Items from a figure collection
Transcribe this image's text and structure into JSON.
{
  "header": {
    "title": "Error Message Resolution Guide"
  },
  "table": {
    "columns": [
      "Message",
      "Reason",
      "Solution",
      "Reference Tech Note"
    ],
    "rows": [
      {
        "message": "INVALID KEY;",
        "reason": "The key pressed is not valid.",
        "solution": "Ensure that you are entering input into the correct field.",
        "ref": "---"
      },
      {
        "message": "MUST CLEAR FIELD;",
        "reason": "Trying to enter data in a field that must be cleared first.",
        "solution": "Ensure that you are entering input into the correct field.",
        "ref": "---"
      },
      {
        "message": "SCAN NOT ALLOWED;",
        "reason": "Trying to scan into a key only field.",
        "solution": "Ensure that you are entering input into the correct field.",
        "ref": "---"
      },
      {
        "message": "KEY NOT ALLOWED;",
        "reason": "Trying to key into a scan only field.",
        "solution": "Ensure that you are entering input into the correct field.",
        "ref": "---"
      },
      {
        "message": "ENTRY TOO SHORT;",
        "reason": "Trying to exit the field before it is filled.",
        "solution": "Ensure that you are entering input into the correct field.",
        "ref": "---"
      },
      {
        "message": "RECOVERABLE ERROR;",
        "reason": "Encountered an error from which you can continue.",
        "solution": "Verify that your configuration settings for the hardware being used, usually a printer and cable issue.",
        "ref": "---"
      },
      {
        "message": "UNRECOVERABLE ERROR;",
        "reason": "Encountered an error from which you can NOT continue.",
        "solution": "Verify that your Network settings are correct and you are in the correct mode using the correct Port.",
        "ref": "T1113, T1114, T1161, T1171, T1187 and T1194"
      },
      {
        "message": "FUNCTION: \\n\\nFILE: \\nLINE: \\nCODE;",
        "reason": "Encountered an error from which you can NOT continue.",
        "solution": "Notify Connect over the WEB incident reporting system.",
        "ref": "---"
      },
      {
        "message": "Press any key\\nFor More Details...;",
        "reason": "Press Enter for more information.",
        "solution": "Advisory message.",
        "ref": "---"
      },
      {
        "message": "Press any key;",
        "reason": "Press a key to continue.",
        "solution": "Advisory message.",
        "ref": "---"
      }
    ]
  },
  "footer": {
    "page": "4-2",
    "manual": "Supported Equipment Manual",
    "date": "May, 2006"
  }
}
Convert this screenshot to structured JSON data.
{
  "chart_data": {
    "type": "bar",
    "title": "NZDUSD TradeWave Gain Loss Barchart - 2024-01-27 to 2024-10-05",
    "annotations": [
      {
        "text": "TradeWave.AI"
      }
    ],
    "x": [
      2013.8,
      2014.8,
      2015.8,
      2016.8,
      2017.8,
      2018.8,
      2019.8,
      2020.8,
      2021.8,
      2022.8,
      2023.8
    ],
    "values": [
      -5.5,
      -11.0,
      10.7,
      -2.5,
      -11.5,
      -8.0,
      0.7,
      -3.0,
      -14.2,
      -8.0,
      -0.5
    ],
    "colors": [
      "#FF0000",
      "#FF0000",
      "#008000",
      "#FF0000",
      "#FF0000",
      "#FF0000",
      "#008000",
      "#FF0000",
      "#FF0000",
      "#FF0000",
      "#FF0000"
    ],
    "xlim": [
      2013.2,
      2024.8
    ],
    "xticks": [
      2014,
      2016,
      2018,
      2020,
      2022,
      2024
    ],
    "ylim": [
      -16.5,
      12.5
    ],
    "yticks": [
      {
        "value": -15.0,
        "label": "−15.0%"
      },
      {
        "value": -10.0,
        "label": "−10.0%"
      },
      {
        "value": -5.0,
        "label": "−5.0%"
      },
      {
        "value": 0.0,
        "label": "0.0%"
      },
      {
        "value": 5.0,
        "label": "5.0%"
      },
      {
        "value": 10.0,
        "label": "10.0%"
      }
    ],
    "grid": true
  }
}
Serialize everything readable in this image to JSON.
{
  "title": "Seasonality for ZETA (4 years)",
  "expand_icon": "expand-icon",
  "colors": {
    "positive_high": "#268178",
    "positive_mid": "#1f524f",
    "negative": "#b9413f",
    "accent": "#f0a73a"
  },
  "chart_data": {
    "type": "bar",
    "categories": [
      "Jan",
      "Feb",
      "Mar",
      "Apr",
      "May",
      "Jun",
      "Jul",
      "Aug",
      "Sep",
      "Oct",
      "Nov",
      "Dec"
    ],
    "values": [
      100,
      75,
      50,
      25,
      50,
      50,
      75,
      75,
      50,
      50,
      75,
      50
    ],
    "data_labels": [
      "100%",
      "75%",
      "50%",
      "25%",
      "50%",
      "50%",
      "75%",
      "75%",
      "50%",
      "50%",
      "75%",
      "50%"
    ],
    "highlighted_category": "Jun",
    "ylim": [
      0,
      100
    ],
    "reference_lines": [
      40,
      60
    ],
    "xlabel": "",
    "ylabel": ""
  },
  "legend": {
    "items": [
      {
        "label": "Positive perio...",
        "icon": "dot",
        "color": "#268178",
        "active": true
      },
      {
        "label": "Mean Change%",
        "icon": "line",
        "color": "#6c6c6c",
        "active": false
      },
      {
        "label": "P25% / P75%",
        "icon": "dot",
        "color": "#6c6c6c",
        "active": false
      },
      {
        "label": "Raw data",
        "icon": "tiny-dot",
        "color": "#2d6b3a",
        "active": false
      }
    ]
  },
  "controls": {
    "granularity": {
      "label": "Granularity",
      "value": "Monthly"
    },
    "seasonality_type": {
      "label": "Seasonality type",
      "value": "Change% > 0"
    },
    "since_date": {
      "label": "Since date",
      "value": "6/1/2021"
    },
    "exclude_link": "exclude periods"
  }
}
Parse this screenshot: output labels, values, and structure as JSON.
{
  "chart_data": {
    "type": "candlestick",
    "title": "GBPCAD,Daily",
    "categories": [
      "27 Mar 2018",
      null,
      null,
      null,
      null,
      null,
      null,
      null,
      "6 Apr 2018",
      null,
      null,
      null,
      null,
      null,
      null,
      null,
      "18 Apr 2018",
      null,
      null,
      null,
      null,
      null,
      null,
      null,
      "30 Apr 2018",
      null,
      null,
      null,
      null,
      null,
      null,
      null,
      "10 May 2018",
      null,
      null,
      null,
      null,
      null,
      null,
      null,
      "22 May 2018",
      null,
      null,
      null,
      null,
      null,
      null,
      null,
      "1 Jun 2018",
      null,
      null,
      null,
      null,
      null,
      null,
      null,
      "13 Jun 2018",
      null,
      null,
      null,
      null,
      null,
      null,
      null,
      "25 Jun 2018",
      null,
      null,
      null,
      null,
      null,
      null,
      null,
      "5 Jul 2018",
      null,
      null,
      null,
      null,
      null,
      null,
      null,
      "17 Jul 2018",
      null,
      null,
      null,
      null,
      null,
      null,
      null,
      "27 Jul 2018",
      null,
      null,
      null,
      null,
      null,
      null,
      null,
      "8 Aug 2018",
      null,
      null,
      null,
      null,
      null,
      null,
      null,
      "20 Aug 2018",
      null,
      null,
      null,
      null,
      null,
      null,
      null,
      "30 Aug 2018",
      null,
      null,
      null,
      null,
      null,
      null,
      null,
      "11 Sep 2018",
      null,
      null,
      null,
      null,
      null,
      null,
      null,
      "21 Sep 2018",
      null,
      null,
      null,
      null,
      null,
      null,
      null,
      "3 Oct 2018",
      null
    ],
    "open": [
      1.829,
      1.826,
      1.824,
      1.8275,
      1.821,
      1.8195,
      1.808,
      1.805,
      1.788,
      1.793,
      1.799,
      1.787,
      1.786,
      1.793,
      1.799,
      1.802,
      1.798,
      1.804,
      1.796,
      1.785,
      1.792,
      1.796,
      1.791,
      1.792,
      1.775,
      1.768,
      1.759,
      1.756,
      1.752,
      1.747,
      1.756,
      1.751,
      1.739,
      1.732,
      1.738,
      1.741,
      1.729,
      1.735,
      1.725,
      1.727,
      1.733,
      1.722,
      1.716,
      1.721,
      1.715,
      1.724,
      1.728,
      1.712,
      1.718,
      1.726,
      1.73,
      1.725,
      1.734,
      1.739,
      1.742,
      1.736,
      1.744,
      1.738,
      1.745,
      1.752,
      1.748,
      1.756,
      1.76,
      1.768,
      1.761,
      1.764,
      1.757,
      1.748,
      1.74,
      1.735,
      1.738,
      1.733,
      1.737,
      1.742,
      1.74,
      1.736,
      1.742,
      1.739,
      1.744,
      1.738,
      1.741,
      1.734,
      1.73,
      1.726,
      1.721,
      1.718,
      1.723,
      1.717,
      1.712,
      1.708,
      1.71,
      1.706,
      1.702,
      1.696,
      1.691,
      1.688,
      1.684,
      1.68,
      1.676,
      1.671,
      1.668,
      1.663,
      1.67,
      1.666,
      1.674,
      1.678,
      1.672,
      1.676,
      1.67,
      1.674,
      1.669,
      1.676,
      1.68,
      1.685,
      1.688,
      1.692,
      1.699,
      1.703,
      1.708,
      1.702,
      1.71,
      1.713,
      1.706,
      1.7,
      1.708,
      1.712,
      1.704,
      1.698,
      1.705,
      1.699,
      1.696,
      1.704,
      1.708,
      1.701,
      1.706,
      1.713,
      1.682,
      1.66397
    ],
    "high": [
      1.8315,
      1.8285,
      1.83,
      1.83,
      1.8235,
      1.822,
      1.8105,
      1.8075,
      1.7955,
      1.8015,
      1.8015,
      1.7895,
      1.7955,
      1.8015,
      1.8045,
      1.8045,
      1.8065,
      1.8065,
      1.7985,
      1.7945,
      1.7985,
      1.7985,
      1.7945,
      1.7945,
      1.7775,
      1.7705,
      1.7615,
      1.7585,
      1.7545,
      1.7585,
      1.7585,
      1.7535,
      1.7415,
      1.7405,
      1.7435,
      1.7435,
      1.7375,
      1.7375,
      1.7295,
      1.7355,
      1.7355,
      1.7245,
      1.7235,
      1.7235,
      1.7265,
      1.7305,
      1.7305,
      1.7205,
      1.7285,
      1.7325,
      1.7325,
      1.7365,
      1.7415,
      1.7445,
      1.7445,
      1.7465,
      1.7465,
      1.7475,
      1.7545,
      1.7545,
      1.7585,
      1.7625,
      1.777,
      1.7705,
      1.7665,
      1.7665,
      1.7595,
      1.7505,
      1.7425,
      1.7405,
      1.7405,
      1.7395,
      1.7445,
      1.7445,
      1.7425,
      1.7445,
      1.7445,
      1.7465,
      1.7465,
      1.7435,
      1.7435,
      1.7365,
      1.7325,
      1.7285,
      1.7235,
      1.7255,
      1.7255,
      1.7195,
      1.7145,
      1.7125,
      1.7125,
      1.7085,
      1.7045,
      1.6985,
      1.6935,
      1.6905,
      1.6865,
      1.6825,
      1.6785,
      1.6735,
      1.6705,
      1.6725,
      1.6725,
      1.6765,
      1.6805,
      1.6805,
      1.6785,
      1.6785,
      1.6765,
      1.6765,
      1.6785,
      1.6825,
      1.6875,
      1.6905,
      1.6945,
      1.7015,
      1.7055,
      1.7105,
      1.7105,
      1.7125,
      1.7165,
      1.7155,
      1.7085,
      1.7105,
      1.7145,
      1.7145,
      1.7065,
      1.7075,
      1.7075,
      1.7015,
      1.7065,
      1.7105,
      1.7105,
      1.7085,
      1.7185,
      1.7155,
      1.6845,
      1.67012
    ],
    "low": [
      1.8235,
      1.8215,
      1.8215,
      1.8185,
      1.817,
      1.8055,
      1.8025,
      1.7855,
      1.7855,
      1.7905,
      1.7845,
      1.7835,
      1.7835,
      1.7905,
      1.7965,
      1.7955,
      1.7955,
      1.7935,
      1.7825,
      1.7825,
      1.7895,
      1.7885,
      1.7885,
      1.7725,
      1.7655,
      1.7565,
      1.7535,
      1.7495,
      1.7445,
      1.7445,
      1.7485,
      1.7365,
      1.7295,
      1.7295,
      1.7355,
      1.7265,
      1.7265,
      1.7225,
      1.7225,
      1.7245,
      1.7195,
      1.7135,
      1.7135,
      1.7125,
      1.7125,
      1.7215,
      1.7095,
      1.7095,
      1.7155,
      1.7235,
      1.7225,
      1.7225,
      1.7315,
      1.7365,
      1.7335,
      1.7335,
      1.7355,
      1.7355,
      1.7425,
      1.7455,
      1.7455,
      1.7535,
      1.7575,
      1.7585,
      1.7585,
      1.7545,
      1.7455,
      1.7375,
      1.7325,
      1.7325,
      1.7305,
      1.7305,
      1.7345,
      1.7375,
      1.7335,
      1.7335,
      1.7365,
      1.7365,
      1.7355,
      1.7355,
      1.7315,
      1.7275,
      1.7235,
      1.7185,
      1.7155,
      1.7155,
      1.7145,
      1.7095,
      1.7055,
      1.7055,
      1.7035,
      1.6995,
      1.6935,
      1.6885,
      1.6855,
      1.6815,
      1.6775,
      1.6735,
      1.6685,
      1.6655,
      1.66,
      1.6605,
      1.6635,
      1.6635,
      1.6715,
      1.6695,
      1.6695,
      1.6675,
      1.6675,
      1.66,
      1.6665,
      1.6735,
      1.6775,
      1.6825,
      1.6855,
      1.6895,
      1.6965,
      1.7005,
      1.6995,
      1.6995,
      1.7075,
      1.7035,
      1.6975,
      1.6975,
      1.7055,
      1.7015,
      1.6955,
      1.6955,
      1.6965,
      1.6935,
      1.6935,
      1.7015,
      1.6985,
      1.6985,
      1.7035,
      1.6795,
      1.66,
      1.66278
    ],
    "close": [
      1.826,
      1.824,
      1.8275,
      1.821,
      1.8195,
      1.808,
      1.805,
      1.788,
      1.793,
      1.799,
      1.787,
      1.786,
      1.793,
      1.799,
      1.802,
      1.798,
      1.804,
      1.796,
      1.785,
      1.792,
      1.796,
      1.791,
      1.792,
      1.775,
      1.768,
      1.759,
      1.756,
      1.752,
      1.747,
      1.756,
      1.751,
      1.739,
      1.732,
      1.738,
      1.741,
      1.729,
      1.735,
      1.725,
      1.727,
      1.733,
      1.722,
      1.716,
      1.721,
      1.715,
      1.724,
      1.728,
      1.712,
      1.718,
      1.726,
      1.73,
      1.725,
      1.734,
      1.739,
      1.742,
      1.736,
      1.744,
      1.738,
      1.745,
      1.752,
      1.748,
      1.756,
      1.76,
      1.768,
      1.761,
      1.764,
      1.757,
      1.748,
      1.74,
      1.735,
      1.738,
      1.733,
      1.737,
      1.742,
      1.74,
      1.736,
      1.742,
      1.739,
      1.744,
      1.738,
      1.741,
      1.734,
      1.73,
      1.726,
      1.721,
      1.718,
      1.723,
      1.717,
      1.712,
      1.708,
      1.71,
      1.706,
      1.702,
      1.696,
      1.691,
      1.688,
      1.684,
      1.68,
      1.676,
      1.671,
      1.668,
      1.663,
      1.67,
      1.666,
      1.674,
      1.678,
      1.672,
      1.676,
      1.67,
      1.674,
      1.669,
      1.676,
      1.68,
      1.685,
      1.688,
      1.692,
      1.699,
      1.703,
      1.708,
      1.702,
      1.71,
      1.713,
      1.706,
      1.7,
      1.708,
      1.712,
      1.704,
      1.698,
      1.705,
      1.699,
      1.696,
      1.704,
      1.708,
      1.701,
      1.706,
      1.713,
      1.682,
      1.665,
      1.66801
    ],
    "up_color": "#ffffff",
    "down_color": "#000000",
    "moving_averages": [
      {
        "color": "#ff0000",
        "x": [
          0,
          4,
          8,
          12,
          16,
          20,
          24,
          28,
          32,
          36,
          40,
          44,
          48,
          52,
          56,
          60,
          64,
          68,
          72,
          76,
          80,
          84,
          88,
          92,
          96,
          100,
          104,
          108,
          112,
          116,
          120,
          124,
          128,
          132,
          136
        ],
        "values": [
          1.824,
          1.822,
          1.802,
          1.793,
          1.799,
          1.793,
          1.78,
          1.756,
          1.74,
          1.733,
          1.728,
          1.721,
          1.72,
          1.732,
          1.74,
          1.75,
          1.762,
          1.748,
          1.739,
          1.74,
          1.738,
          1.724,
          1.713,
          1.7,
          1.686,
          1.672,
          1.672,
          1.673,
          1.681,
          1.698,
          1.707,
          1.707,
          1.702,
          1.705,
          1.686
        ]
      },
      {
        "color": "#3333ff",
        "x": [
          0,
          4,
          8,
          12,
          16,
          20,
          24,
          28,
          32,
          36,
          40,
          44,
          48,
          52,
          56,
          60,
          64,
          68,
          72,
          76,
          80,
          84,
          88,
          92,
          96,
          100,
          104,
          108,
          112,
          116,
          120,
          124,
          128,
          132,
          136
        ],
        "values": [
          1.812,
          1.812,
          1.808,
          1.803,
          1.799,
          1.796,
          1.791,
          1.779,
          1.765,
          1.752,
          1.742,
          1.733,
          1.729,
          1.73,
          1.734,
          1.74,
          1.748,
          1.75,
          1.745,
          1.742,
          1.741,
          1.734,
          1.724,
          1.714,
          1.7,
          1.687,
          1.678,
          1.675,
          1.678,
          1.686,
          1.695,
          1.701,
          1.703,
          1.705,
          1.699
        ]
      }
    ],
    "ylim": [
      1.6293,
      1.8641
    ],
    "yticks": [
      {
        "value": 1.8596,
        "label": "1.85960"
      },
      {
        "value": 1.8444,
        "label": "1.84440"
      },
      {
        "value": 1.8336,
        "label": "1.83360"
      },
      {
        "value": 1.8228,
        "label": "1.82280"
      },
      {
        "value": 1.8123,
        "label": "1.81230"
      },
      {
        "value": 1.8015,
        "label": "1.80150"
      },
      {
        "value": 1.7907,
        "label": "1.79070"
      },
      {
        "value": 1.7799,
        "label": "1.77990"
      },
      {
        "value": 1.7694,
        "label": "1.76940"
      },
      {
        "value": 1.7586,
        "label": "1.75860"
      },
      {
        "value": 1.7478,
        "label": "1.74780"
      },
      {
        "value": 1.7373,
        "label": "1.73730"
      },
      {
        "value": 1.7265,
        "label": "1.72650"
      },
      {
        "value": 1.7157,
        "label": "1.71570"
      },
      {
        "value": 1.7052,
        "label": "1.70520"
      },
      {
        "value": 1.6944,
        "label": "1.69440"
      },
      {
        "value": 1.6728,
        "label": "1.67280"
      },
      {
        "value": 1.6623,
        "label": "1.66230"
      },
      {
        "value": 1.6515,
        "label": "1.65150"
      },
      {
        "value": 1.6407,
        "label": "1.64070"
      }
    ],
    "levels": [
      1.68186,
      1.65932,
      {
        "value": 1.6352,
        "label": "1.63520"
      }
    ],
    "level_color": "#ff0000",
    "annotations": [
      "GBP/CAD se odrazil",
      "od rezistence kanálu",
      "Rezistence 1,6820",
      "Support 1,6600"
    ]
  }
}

#### [Aim of the task]
Copy each line of the listing in which the word "continue" can be found.

#### [Task response]
        "reason": "Encountered an error from which you can continue.",
        "reason": "Encountered an error from which you can NOT continue.",
        "reason": "Encountered an error from which you can NOT continue.",
        "reason": "Press a key to continue.",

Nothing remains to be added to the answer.